#### Page extract ####
OCEAN CITY — Worcester County’s first public dental clinic is expected to start seeing patients in March, bringing much-needed oral health to local low-income children.
And in a county recognized by Maryland Office of Oral Health as having one of the highest rates of tooth decay in the state, the almost $800,000 project may be long overdue.
The Worcester County Health Department is finalizing plans to renovate the old Berlin senior center for the state-funded clinic that will provide dental services to children on Medicaid and support preventative measures in the community. Currently, of the 22 dentists in the county, only one will see low-income patients.
However, while the clinic is necessary for the 14.8 percent of county children who did not have access to a dentist as recently as 2004, many think there are other preventative measures governments could be doing. The Ocean City/Assateague Democratic Club voted Wednesday night to lobby local officials to fluoridate the public water systems.
According to county Health Officer Debbie Goeller, Worcester has the lowest percentage of people on fluoridated water systems in the state.
#### Dataset extract ####
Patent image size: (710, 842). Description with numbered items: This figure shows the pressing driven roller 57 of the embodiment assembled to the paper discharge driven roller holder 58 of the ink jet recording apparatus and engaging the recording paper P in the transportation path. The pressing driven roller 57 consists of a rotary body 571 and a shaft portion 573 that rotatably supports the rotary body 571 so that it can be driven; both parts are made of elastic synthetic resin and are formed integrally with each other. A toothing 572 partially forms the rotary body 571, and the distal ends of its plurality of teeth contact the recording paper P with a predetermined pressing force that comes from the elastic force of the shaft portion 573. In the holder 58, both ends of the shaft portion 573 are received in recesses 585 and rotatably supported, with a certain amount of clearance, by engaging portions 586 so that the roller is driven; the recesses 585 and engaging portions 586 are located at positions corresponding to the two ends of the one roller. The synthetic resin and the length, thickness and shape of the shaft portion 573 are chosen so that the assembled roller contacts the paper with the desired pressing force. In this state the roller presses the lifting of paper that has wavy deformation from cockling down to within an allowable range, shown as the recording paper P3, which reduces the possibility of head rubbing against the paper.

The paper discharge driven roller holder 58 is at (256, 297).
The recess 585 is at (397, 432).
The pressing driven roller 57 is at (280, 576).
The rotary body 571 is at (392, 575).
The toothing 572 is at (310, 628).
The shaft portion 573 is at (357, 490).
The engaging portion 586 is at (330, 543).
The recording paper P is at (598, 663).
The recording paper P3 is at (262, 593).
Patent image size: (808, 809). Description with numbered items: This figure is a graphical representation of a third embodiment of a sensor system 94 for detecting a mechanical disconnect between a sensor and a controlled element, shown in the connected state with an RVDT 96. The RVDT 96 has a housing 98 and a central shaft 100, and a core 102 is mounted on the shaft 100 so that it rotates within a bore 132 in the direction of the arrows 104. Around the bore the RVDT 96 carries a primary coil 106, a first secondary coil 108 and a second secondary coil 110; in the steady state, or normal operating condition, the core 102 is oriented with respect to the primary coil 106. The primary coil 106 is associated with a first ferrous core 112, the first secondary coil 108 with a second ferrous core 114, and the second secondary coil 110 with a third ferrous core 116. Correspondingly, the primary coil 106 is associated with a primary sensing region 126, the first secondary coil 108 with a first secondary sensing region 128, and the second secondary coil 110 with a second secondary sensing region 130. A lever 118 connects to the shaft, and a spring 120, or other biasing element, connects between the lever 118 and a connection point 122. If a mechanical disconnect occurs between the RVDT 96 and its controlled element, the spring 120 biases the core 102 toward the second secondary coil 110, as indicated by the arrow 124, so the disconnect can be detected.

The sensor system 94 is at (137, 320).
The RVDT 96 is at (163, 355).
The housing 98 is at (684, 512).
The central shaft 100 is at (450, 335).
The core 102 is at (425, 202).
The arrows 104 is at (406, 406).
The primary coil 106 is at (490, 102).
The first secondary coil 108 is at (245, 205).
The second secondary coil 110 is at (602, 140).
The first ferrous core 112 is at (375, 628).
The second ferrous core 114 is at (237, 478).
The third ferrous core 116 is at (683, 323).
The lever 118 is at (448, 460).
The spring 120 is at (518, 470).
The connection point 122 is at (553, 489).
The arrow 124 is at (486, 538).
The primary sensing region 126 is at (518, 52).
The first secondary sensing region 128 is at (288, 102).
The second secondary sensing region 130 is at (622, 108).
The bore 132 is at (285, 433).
####
▸ **Required actions**:
(1) Edit the dental clinic article starting with "OCEAN CITY —" and going on through "see low-income patients.", putting "facility" wherever "clinic" appears.
(2) Pick up the dental clinic article after its final sentence and write the next few sentences.

▸ **Answers for this exercise**:
(1)
OCEAN CITY — Worcester County’s first public dental facility is expected to start seeing patients in March, bringing much-needed oral health to local low-income children.
And in a county recognized by Maryland Office of Oral Health as having one of the highest rates of tooth decay in the state, the almost $800,000 project may be long overdue.
The Worcester County Health Department is finalizing plans to renovate the old Berlin senior center for the state-funded facility that will provide dental services to children on Medicaid and support preventative measures in the community. Currently, of the 22 dentists in the county, only one will see low-income patients.

(2)
“It’s a political issue,” Goeller said. “Until enough people say we want it, we won’t get it.”
While putting fluoride in public water has been proven to reduce dental problems in children, there are several issues facing the initiative in Worcester County. To begin with, many homes, businesses and even schools are served by wells, leaving it up to the owners to do something about it.
As for the public water systems, Goeller said, the seasonal nature of the county, concerns about cost and objection to any additives have created local resistance.
The water in Ocean Pines, for example, has never been fluoridated, because the creators of the originally seasonal community didn’t see the need.